> _Given records_
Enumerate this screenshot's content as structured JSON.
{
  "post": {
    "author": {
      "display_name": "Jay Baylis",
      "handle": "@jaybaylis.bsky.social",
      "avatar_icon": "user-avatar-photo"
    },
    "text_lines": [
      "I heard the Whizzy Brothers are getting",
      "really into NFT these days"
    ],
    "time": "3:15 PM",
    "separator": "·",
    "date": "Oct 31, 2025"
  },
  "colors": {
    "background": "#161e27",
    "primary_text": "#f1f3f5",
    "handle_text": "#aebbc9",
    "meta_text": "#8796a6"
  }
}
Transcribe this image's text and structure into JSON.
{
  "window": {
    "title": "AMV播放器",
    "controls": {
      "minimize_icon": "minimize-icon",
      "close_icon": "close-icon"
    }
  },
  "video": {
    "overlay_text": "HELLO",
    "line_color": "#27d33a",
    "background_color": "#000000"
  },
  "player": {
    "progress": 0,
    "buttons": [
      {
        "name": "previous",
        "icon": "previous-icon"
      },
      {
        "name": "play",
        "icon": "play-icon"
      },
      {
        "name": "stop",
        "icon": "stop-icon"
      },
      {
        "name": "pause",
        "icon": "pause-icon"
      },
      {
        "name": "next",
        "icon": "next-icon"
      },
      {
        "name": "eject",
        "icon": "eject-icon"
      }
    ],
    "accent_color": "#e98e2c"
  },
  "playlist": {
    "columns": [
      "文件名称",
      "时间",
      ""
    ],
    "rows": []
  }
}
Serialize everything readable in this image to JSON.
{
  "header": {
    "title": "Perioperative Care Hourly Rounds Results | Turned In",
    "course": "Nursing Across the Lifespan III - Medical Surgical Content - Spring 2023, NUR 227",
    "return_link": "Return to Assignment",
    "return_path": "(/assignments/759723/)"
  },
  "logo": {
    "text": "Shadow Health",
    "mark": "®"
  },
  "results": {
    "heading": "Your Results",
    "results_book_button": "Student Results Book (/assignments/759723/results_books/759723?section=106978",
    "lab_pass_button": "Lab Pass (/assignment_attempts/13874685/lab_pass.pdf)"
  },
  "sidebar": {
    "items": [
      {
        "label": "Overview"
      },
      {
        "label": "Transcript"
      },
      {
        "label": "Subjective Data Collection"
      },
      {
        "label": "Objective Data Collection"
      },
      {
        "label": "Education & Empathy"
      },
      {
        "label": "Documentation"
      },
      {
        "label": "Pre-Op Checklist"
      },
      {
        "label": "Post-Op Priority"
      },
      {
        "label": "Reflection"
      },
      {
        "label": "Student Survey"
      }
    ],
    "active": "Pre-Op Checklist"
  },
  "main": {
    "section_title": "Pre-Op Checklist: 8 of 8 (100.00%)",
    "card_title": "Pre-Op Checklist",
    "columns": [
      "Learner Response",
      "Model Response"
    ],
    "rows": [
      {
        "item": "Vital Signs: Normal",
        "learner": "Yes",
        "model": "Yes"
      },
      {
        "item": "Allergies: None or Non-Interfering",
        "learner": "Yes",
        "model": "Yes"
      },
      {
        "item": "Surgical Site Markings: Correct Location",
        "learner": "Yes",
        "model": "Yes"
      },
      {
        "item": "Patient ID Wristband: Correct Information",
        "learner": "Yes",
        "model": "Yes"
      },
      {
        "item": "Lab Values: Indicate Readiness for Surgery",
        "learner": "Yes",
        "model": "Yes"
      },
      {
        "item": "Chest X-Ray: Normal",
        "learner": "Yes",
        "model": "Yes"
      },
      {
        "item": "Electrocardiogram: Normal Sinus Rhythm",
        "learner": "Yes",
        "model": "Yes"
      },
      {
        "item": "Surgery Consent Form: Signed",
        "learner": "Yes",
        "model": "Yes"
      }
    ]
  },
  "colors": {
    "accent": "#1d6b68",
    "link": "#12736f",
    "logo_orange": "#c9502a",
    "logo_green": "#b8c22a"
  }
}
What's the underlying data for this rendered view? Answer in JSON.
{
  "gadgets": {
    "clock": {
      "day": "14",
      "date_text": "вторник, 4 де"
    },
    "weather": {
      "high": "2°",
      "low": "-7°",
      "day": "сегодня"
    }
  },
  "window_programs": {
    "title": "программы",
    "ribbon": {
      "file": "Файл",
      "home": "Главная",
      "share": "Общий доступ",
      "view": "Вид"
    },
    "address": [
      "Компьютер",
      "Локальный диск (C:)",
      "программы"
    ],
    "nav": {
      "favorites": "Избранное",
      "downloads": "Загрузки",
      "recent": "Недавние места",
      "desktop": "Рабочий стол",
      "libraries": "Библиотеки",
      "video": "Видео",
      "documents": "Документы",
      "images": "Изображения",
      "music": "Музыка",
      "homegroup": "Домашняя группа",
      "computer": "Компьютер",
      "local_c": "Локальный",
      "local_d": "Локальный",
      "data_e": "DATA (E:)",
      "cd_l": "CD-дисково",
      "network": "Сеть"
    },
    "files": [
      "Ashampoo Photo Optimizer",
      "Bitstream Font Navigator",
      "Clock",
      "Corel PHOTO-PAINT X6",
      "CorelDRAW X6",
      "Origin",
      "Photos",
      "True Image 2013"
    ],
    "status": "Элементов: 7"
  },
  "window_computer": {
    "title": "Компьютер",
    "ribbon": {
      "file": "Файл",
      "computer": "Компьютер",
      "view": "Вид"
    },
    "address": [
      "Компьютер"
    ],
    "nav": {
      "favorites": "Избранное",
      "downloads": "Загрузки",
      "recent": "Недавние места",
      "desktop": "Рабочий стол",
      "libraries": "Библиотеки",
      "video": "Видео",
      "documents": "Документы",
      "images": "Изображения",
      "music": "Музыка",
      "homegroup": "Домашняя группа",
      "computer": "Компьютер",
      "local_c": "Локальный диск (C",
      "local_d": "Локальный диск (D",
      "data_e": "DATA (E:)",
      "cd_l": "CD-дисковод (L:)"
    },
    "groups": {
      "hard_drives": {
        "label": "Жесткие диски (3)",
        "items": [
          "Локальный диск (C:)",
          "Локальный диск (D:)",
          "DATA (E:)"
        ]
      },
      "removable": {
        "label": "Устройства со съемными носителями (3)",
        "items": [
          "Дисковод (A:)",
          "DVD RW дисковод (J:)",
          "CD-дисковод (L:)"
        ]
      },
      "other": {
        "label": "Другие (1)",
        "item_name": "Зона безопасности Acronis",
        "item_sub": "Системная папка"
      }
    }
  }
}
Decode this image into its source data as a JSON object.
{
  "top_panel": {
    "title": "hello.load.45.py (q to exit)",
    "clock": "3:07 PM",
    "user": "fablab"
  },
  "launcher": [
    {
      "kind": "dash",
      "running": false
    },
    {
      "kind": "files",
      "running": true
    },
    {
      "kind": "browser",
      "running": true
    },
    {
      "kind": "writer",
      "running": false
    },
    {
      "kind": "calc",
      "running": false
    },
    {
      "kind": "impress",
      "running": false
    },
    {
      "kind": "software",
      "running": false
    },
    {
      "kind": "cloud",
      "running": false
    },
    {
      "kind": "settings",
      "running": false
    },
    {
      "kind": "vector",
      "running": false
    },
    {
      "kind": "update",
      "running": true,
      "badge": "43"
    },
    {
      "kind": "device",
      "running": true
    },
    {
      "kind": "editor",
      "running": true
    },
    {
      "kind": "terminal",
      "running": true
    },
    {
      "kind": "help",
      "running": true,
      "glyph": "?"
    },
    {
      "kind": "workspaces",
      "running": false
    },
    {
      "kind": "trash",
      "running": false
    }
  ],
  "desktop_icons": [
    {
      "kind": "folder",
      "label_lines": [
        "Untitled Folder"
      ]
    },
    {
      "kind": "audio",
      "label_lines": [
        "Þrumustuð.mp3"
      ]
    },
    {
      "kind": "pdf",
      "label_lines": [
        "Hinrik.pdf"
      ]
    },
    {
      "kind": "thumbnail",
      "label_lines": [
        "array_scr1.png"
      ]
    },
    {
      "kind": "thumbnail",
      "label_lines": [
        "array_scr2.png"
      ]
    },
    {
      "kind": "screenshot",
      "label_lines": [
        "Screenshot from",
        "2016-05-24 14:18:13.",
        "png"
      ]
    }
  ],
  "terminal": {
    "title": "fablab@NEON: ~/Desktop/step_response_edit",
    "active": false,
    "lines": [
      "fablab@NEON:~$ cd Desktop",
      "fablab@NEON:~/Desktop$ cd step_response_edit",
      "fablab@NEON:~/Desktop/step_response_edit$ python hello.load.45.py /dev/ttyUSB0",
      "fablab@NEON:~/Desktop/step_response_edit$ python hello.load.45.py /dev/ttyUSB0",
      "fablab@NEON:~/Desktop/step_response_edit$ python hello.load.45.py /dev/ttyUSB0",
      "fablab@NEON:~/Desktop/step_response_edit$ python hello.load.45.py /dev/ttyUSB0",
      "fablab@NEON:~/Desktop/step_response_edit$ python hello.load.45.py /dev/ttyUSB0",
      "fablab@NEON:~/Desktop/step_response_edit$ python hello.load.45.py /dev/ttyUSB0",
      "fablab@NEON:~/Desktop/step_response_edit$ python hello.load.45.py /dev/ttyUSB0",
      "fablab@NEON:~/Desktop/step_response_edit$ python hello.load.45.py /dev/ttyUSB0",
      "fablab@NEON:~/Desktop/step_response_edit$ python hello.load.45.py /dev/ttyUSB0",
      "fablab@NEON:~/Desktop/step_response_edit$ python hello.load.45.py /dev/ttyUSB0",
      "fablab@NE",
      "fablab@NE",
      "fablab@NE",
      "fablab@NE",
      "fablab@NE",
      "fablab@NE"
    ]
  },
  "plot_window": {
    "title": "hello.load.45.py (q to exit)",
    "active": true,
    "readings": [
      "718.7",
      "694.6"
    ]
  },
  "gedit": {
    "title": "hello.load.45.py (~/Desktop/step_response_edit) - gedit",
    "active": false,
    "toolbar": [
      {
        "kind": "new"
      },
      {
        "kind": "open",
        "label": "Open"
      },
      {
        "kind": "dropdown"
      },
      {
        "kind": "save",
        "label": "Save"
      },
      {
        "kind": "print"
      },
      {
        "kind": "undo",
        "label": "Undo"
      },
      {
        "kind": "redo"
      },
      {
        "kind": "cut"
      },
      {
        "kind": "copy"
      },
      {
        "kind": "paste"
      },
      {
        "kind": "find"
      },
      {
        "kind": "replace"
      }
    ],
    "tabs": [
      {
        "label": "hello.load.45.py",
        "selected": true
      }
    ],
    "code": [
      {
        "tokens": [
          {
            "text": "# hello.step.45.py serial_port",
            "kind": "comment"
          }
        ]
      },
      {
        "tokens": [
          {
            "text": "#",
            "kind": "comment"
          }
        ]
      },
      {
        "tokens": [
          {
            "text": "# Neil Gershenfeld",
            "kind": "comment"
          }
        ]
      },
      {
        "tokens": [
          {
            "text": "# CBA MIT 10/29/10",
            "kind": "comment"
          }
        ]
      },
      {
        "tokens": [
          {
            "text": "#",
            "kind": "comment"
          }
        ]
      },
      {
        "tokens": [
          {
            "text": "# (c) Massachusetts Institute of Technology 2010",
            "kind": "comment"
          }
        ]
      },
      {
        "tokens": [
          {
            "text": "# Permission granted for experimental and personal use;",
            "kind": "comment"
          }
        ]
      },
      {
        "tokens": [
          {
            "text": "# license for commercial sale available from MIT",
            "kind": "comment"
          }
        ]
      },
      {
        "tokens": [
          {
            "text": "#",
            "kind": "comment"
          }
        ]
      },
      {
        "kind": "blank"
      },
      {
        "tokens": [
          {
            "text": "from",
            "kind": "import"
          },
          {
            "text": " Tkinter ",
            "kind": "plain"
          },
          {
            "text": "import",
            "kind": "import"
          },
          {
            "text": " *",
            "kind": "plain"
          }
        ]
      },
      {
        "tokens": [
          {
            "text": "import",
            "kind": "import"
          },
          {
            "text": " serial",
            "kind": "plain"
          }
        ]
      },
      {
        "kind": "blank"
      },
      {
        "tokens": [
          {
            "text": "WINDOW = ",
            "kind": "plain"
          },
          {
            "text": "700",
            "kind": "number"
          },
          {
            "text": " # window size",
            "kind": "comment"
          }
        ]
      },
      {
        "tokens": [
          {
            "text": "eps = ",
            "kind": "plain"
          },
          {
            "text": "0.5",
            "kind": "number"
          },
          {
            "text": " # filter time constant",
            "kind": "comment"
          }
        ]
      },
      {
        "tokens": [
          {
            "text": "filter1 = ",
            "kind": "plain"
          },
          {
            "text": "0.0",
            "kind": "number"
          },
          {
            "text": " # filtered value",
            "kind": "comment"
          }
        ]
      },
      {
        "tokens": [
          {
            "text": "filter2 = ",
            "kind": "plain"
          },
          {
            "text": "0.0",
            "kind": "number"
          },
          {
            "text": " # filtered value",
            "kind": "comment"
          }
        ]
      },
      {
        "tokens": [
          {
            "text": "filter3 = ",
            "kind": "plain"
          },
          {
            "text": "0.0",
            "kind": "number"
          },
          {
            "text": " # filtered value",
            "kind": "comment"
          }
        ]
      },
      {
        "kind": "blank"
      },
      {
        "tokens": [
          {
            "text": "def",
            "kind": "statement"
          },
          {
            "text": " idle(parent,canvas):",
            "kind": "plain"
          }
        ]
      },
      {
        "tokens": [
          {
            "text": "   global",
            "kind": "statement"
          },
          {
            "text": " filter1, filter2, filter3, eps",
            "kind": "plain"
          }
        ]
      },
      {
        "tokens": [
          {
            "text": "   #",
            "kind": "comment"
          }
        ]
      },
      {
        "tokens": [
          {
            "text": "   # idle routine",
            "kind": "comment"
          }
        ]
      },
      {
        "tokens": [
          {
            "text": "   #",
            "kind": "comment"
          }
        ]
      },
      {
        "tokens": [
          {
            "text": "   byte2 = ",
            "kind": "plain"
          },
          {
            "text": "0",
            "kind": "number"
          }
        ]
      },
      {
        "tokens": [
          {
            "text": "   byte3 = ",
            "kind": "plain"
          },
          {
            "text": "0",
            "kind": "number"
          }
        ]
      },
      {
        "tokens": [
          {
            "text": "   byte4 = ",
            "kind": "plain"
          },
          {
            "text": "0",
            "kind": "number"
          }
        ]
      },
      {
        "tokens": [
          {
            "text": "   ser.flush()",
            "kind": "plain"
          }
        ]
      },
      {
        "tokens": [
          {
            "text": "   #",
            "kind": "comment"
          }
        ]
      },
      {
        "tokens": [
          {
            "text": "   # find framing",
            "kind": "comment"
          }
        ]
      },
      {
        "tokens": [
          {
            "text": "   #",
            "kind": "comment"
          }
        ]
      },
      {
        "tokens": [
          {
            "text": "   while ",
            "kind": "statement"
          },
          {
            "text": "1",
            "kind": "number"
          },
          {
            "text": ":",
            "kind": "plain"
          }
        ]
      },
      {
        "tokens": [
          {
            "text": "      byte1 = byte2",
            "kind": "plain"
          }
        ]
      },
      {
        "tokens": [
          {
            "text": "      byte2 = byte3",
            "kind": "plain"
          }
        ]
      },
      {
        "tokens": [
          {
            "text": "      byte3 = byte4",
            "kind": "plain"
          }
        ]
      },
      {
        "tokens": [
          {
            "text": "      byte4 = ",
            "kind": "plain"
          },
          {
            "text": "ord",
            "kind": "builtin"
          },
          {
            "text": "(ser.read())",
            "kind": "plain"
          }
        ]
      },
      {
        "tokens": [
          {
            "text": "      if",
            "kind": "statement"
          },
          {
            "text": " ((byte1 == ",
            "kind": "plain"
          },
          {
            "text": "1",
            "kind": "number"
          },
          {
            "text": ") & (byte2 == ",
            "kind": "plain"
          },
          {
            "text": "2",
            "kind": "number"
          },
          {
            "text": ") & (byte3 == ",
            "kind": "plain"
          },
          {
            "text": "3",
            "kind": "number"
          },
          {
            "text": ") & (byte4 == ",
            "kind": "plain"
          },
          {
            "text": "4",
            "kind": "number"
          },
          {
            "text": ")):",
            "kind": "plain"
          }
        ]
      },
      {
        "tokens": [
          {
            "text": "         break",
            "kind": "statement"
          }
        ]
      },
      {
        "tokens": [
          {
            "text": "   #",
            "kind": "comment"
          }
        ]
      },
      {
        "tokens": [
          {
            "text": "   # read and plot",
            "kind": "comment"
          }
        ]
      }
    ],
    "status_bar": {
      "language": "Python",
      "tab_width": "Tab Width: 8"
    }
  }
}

> _Aim of the exercise_
Copy down every line of the material above that includes the string "into".

> _Output below_
      "really into NFT these days"
Transcribe this image's text and structure into JSON.
Decode this image into its source data as a JSON object.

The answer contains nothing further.